## Start Task input

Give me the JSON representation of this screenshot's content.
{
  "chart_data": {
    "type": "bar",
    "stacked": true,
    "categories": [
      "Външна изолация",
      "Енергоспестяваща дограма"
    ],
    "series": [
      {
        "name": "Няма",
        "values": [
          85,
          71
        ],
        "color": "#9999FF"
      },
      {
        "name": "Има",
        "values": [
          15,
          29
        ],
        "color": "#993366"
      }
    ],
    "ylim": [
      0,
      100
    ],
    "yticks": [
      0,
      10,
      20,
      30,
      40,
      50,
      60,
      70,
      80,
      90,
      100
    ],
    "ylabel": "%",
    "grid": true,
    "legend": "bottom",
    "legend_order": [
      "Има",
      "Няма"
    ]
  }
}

## End Task input

Give the entries once more, exactly as they appear.

> **Worked solution**
Give me the JSON representation of this screenshot's content.
{
  "chart_data": {
    "type": "bar",
    "stacked": true,
    "categories": [
      "Външна изолация",
      "Енергоспестяваща дограма"
    ],
    "series": [
      {
        "name": "Няма",
        "values": [
          85,
          71
        ],
        "color": "#9999FF"
      },
      {
        "name": "Има",
        "values": [
          15,
          29
        ],
        "color": "#993366"
      }
    ],
    "ylim": [
      0,
      100
    ],
    "yticks": [
      0,
      10,
      20,
      30,
      40,
      50,
      60,
      70,
      80,
      90,
      100
    ],
    "ylabel": "%",
    "grid": true,
    "legend": "bottom",
    "legend_order": [
      "Има",
      "Няма"
    ]
  }
}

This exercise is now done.